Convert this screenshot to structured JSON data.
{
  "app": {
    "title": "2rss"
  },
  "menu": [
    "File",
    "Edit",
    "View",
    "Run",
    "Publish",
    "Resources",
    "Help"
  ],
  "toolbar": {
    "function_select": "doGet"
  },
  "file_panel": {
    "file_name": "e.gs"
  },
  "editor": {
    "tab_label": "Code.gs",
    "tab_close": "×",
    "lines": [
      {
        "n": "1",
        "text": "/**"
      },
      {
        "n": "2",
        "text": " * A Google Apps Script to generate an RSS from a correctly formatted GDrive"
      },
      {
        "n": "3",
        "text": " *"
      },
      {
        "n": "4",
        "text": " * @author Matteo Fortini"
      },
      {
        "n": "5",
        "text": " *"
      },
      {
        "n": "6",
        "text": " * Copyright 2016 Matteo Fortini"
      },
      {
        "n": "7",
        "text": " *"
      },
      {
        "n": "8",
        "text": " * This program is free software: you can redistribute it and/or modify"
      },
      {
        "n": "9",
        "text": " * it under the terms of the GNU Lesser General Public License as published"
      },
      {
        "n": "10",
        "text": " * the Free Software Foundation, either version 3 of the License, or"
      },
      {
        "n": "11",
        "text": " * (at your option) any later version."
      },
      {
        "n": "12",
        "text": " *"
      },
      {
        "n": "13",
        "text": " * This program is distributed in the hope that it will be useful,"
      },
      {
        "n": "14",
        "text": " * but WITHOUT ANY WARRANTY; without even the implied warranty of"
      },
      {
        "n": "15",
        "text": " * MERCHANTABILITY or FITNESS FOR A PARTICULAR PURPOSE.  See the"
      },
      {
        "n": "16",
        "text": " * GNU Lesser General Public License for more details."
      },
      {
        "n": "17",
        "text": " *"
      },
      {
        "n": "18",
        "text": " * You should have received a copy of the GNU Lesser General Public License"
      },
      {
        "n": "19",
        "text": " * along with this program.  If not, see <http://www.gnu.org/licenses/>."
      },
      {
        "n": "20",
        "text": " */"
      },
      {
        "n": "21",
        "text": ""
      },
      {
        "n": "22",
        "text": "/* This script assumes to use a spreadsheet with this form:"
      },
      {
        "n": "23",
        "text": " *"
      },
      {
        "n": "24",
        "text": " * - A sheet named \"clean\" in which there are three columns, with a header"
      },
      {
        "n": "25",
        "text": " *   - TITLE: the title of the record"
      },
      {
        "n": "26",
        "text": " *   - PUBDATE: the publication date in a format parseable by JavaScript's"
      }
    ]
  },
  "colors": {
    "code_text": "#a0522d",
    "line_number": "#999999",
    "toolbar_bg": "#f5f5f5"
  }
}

|---|

Reproduce every line of the material above exactly.

__RESULT OF THE EXERCISE__.
Convert this screenshot to structured JSON data.
{
  "app": {
    "title": "2rss"
  },
  "menu": [
    "File",
    "Edit",
    "View",
    "Run",
    "Publish",
    "Resources",
    "Help"
  ],
  "toolbar": {
    "function_select": "doGet"
  },
  "file_panel": {
    "file_name": "e.gs"
  },
  "editor": {
    "tab_label": "Code.gs",
    "tab_close": "×",
    "lines": [
      {
        "n": "1",
        "text": "/**"
      },
      {
        "n": "2",
        "text": " * A Google Apps Script to generate an RSS from a correctly formatted GDrive"
      },
      {
        "n": "3",
        "text": " *"
      },
      {
        "n": "4",
        "text": " * @author Matteo Fortini"
      },
      {
        "n": "5",
        "text": " *"
      },
      {
        "n": "6",
        "text": " * Copyright 2016 Matteo Fortini"
      },
      {
        "n": "7",
        "text": " *"
      },
      {
        "n": "8",
        "text": " * This program is free software: you can redistribute it and/or modify"
      },
      {
        "n": "9",
        "text": " * it under the terms of the GNU Lesser General Public License as published"
      },
      {
        "n": "10",
        "text": " * the Free Software Foundation, either version 3 of the License, or"
      },
      {
        "n": "11",
        "text": " * (at your option) any later version."
      },
      {
        "n": "12",
        "text": " *"
      },
      {
        "n": "13",
        "text": " * This program is distributed in the hope that it will be useful,"
      },
      {
        "n": "14",
        "text": " * but WITHOUT ANY WARRANTY; without even the implied warranty of"
      },
      {
        "n": "15",
        "text": " * MERCHANTABILITY or FITNESS FOR A PARTICULAR PURPOSE.  See the"
      },
      {
        "n": "16",
        "text": " * GNU Lesser General Public License for more details."
      },
      {
        "n": "17",
        "text": " *"
      },
      {
        "n": "18",
        "text": " * You should have received a copy of the GNU Lesser General Public License"
      },
      {
        "n": "19",
        "text": " * along with this program.  If not, see <http://www.gnu.org/licenses/>."
      },
      {
        "n": "20",
        "text": " */"
      },
      {
        "n": "21",
        "text": ""
      },
      {
        "n": "22",
        "text": "/* This script assumes to use a spreadsheet with this form:"
      },
      {
        "n": "23",
        "text": " *"
      },
      {
        "n": "24",
        "text": " * - A sheet named \"clean\" in which there are three columns, with a header"
      },
      {
        "n": "25",
        "text": " *   - TITLE: the title of the record"
      },
      {
        "n": "26",
        "text": " *   - PUBDATE: the publication date in a format parseable by JavaScript's"
      }
    ]
  },
  "colors": {
    "code_text": "#a0522d",
    "line_number": "#999999",
    "toolbar_bg": "#f5f5f5"
  }
}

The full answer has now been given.